| Exercise instructions |
How many lines of the data include the string "местоимения"? State the number and nothing else.

(Collection entries)
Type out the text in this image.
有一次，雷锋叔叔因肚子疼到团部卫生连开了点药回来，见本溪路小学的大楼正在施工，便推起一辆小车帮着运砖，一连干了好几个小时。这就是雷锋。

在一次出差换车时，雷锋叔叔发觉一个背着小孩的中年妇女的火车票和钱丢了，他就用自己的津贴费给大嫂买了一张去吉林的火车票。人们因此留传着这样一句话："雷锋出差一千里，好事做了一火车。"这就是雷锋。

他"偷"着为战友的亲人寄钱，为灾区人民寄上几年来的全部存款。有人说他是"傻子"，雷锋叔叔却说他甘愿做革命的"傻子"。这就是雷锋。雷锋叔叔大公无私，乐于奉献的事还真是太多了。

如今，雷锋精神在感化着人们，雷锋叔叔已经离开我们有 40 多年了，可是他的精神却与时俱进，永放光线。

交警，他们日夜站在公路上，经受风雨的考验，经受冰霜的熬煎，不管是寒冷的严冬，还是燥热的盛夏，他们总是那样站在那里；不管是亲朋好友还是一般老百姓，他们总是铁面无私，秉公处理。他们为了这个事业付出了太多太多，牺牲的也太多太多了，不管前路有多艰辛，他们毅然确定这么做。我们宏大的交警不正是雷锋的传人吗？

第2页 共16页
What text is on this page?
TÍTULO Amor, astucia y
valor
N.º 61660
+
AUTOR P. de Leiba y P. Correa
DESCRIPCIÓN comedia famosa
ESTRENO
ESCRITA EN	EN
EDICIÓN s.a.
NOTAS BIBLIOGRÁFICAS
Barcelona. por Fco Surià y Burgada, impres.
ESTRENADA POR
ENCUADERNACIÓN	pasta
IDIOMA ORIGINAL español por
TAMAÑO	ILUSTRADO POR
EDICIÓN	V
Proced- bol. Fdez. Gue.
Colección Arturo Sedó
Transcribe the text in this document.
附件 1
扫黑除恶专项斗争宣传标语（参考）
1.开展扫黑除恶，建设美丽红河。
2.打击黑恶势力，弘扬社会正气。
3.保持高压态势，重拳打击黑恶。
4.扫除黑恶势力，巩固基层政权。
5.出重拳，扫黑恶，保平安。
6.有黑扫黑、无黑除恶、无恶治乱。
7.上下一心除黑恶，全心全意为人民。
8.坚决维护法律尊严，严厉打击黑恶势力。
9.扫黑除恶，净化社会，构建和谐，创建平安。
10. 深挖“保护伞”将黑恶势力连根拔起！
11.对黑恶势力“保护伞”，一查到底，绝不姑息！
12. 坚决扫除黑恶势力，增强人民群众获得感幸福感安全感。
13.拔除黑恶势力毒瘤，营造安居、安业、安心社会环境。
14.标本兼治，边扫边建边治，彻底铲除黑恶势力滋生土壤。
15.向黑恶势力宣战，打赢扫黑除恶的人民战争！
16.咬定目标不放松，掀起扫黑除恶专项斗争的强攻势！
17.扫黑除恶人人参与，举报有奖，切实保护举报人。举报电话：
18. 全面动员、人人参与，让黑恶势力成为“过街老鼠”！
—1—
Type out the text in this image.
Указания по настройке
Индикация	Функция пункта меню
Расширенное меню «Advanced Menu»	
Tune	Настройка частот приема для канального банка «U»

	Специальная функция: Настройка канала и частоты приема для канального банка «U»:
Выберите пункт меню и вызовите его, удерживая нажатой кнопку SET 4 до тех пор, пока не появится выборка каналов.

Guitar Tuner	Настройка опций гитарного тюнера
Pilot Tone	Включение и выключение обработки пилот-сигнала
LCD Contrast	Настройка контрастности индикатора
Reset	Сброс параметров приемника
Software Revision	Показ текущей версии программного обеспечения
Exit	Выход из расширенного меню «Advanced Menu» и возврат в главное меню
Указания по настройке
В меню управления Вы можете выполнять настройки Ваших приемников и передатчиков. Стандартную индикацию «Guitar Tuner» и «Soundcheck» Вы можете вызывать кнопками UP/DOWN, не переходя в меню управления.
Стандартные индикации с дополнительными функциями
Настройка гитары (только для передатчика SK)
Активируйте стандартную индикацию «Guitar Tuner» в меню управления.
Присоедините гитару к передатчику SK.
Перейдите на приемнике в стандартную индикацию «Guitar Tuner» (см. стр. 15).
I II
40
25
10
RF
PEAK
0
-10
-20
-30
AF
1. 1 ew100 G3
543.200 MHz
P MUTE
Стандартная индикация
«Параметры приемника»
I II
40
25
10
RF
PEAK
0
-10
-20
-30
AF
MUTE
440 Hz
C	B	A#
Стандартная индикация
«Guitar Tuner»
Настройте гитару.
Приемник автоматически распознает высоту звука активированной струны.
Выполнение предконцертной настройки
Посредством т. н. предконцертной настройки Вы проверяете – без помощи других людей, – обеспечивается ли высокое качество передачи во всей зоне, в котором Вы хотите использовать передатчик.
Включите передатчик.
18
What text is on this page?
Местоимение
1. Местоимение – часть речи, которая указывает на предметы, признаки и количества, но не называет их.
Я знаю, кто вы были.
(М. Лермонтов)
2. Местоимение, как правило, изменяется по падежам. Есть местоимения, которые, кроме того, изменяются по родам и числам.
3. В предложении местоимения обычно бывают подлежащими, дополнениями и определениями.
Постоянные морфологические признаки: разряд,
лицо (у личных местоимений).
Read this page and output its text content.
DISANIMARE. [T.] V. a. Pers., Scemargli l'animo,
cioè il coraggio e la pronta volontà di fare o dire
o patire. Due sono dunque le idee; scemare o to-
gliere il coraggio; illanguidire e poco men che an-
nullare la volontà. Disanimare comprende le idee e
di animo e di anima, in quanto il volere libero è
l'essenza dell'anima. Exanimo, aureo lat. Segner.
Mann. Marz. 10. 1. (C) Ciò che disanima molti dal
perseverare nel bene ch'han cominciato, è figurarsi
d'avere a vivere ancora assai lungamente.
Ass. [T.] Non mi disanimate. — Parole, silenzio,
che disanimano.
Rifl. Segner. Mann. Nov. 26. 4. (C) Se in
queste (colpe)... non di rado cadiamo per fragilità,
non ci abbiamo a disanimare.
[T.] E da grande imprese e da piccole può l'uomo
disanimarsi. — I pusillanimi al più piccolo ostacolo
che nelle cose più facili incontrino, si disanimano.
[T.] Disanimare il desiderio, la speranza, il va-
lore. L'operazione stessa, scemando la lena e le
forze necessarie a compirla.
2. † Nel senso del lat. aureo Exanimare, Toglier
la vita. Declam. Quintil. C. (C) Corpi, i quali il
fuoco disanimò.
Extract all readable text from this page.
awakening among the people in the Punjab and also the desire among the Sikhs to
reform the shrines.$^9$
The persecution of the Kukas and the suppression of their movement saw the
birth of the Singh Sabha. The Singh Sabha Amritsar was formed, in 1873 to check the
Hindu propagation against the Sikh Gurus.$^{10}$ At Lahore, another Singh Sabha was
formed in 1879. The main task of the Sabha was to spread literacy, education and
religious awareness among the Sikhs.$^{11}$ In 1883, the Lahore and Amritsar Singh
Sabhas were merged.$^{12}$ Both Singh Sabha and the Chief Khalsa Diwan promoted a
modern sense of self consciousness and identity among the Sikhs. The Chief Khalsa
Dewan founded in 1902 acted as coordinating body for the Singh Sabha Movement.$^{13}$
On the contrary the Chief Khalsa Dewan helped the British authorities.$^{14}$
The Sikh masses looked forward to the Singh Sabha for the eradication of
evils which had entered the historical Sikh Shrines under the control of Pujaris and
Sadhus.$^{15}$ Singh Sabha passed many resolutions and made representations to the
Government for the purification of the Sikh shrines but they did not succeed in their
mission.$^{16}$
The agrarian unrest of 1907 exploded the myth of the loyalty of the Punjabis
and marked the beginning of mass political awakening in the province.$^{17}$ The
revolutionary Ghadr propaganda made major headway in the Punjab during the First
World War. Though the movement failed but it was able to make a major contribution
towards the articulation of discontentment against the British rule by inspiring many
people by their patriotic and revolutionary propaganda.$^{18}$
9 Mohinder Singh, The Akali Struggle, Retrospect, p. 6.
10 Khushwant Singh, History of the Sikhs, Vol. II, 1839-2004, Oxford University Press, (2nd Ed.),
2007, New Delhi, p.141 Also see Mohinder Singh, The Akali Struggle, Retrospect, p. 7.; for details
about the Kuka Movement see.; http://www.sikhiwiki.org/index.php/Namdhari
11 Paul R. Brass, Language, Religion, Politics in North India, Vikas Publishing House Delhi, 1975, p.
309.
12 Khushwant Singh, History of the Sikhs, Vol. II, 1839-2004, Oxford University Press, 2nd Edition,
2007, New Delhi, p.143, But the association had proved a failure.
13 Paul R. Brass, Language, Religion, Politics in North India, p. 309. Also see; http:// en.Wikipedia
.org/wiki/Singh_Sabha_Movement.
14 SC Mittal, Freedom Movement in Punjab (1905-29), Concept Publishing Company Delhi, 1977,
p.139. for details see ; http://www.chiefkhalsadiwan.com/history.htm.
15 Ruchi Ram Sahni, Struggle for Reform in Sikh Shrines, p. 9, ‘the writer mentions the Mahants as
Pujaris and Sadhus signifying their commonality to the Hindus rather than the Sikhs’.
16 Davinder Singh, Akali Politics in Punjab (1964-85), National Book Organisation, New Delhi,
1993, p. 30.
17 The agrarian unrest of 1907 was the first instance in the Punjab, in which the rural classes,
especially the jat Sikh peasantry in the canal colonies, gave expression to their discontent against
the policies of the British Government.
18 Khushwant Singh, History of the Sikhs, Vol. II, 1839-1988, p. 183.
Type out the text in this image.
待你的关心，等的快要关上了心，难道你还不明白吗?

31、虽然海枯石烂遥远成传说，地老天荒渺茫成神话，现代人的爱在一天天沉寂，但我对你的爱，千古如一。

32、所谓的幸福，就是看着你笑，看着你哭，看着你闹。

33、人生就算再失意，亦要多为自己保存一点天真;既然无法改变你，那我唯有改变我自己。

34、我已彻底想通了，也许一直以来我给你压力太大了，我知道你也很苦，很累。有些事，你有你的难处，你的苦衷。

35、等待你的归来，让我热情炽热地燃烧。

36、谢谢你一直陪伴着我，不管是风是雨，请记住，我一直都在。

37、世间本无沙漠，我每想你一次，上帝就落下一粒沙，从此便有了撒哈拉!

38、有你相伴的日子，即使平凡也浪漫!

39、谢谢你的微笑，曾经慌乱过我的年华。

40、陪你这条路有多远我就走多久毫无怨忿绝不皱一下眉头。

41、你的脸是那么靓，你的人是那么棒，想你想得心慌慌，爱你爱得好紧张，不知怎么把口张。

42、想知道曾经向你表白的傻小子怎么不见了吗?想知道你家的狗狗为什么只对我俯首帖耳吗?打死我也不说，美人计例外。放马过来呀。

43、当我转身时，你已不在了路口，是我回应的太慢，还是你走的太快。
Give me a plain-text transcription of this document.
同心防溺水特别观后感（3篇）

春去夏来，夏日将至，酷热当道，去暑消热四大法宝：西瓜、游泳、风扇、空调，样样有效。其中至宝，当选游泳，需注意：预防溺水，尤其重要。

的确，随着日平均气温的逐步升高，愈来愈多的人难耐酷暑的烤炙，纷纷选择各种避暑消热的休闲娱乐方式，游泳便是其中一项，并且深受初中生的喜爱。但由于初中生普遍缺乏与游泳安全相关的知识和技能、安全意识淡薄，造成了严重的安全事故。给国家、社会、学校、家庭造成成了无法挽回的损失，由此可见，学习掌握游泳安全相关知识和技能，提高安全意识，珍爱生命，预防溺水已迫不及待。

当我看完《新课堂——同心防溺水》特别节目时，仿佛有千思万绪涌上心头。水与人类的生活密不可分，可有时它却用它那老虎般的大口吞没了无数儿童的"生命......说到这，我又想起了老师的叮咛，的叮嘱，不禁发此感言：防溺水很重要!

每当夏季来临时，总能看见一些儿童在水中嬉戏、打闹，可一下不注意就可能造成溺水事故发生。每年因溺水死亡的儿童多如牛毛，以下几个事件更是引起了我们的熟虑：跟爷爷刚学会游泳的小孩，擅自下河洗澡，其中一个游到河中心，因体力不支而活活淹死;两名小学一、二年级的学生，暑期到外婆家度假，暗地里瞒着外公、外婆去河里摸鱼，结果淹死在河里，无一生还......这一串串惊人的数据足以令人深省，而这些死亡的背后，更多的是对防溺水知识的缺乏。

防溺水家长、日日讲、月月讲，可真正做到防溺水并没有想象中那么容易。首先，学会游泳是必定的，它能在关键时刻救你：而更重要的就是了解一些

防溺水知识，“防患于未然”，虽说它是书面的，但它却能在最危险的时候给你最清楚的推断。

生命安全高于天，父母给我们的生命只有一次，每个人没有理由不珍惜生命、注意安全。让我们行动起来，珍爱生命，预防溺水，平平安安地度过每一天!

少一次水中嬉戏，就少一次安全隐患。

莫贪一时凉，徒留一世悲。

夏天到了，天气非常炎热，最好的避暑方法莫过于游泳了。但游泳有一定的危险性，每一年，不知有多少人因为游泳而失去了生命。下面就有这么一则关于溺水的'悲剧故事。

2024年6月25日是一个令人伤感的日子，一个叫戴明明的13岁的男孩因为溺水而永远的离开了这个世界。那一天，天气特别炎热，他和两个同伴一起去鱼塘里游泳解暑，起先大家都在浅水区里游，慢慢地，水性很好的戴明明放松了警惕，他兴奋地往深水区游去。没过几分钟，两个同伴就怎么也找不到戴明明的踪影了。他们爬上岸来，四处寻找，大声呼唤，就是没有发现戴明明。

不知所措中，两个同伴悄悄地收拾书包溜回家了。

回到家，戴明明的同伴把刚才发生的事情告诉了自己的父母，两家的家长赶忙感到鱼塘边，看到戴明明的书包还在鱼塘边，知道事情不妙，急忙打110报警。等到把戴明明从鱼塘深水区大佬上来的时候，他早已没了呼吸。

| Correct result |
2